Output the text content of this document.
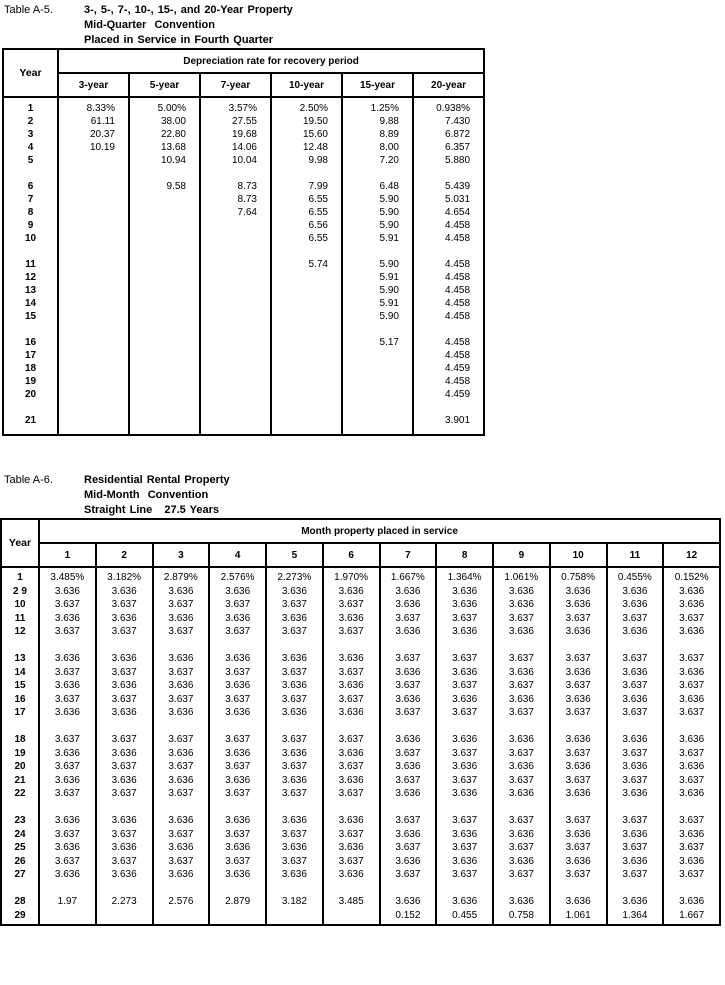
Table A-5.	3-, 5-, 7-, 10-, 15-, and 20-Year Property
Mid-Quarter  Convention
Placed in Service in Fourth Quarter
Year	Depreciation rate for recovery period					
	3-year	5-year	7-year	10-year	15-year	20-year

1	8.33%	5.00%	3.57%	2.50%	1.25%	0.938%
2	61.11	38.00	27.55	19.50	9.88	7.430
3	20.37	22.80	19.68	15.60	8.89	6.872
4	10.19	13.68	14.06	12.48	8.00	6.357
5		10.94	10.04	9.98	7.20	5.880

6		9.58	8.73	7.99	6.48	5.439
7			8.73	6.55	5.90	5.031
8			7.64	6.55	5.90	4.654
9				6.56	5.90	4.458
10				6.55	5.91	4.458

11				5.74	5.90	4.458
12					5.91	4.458
13					5.90	4.458
14					5.91	4.458
15					5.90	4.458

16					5.17	4.458
17						4.458
18						4.459
19						4.458
20						4.459

21						3.901

Table A-6.	Residential Rental Property
Mid-Month  Convention
Straight Line   27.5 Years
Year	Month property placed in service											
	1	2	3	4	5	6	7	8	9	10	11	12

1	3.485%	3.182%	2.879%	2.576%	2.273%	1.970%	1.667%	1.364%	1.061%	0.758%	0.455%	0.152%
2 9	3.636	3.636	3.636	3.636	3.636	3.636	3.636	3.636	3.636	3.636	3.636	3.636
10	3.637	3.637	3.637	3.637	3.637	3.637	3.636	3.636	3.636	3.636	3.636	3.636
11	3.636	3.636	3.636	3.636	3.636	3.636	3.637	3.637	3.637	3.637	3.637	3.637
12	3.637	3.637	3.637	3.637	3.637	3.637	3.636	3.636	3.636	3.636	3.636	3.636

13	3.636	3.636	3.636	3.636	3.636	3.636	3.637	3.637	3.637	3.637	3.637	3.637
14	3.637	3.637	3.637	3.637	3.637	3.637	3.636	3.636	3.636	3.636	3.636	3.636
15	3.636	3.636	3.636	3.636	3.636	3.636	3.637	3.637	3.637	3.637	3.637	3.637
16	3.637	3.637	3.637	3.637	3.637	3.637	3.636	3.636	3.636	3.636	3.636	3.636
17	3.636	3.636	3.636	3.636	3.636	3.636	3.637	3.637	3.637	3.637	3.637	3.637

18	3.637	3.637	3.637	3.637	3.637	3.637	3.636	3.636	3.636	3.636	3.636	3.636
19	3.636	3.636	3.636	3.636	3.636	3.636	3.637	3.637	3.637	3.637	3.637	3.637
20	3.637	3.637	3.637	3.637	3.637	3.637	3.636	3.636	3.636	3.636	3.636	3.636
21	3.636	3.636	3.636	3.636	3.636	3.636	3.637	3.637	3.637	3.637	3.637	3.637
22	3.637	3.637	3.637	3.637	3.637	3.637	3.636	3.636	3.636	3.636	3.636	3.636

23	3.636	3.636	3.636	3.636	3.636	3.636	3.637	3.637	3.637	3.637	3.637	3.637
24	3.637	3.637	3.637	3.637	3.637	3.637	3.636	3.636	3.636	3.636	3.636	3.636
25	3.636	3.636	3.636	3.636	3.636	3.636	3.637	3.637	3.637	3.637	3.637	3.637
26	3.637	3.637	3.637	3.637	3.637	3.637	3.636	3.636	3.636	3.636	3.636	3.636
27	3.636	3.636	3.636	3.636	3.636	3.636	3.637	3.637	3.637	3.637	3.637	3.637

28	1.97	2.273	2.576	2.879	3.182	3.485	3.636	3.636	3.636	3.636	3.636	3.636
29							0.152	0.455	0.758	1.061	1.364	1.667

_ _ _ _ _ _ _

## Problem
All the records above need to be given again word for word. Skip the pictures.

## Worked answer
Output the text content of this document.
Table A-5.	3-, 5-, 7-, 10-, 15-, and 20-Year Property
Mid-Quarter  Convention
Placed in Service in Fourth Quarter
Year	Depreciation rate for recovery period					
	3-year	5-year	7-year	10-year	15-year	20-year

1	8.33%	5.00%	3.57%	2.50%	1.25%	0.938%
2	61.11	38.00	27.55	19.50	9.88	7.430
3	20.37	22.80	19.68	15.60	8.89	6.872
4	10.19	13.68	14.06	12.48	8.00	6.357
5		10.94	10.04	9.98	7.20	5.880

6		9.58	8.73	7.99	6.48	5.439
7			8.73	6.55	5.90	5.031
8			7.64	6.55	5.90	4.654
9				6.56	5.90	4.458
10				6.55	5.91	4.458

11				5.74	5.90	4.458
12					5.91	4.458
13					5.90	4.458
14					5.91	4.458
15					5.90	4.458

16					5.17	4.458
17						4.458
18						4.459
19						4.458
20						4.459

21						3.901

Table A-6.	Residential Rental Property
Mid-Month  Convention
Straight Line   27.5 Years
Year	Month property placed in service											
	1	2	3	4	5	6	7	8	9	10	11	12

1	3.485%	3.182%	2.879%	2.576%	2.273%	1.970%	1.667%	1.364%	1.061%	0.758%	0.455%	0.152%
2 9	3.636	3.636	3.636	3.636	3.636	3.636	3.636	3.636	3.636	3.636	3.636	3.636
10	3.637	3.637	3.637	3.637	3.637	3.637	3.636	3.636	3.636	3.636	3.636	3.636
11	3.636	3.636	3.636	3.636	3.636	3.636	3.637	3.637	3.637	3.637	3.637	3.637
12	3.637	3.637	3.637	3.637	3.637	3.637	3.636	3.636	3.636	3.636	3.636	3.636

13	3.636	3.636	3.636	3.636	3.636	3.636	3.637	3.637	3.637	3.637	3.637	3.637
14	3.637	3.637	3.637	3.637	3.637	3.637	3.636	3.636	3.636	3.636	3.636	3.636
15	3.636	3.636	3.636	3.636	3.636	3.636	3.637	3.637	3.637	3.637	3.637	3.637
16	3.637	3.637	3.637	3.637	3.637	3.637	3.636	3.636	3.636	3.636	3.636	3.636
17	3.636	3.636	3.636	3.636	3.636	3.636	3.637	3.637	3.637	3.637	3.637	3.637

18	3.637	3.637	3.637	3.637	3.637	3.637	3.636	3.636	3.636	3.636	3.636	3.636
19	3.636	3.636	3.636	3.636	3.636	3.636	3.637	3.637	3.637	3.637	3.637	3.637
20	3.637	3.637	3.637	3.637	3.637	3.637	3.636	3.636	3.636	3.636	3.636	3.636
21	3.636	3.636	3.636	3.636	3.636	3.636	3.637	3.637	3.637	3.637	3.637	3.637
22	3.637	3.637	3.637	3.637	3.637	3.637	3.636	3.636	3.636	3.636	3.636	3.636

23	3.636	3.636	3.636	3.636	3.636	3.636	3.637	3.637	3.637	3.637	3.637	3.637
24	3.637	3.637	3.637	3.637	3.637	3.637	3.636	3.636	3.636	3.636	3.636	3.636
25	3.636	3.636	3.636	3.636	3.636	3.636	3.637	3.637	3.637	3.637	3.637	3.637
26	3.637	3.637	3.637	3.637	3.637	3.637	3.636	3.636	3.636	3.636	3.636	3.636
27	3.636	3.636	3.636	3.636	3.636	3.636	3.637	3.637	3.637	3.637	3.637	3.637

28	1.97	2.273	2.576	2.879	3.182	3.485	3.636	3.636	3.636	3.636	3.636	3.636
29							0.152	0.455	0.758	1.061	1.364	1.667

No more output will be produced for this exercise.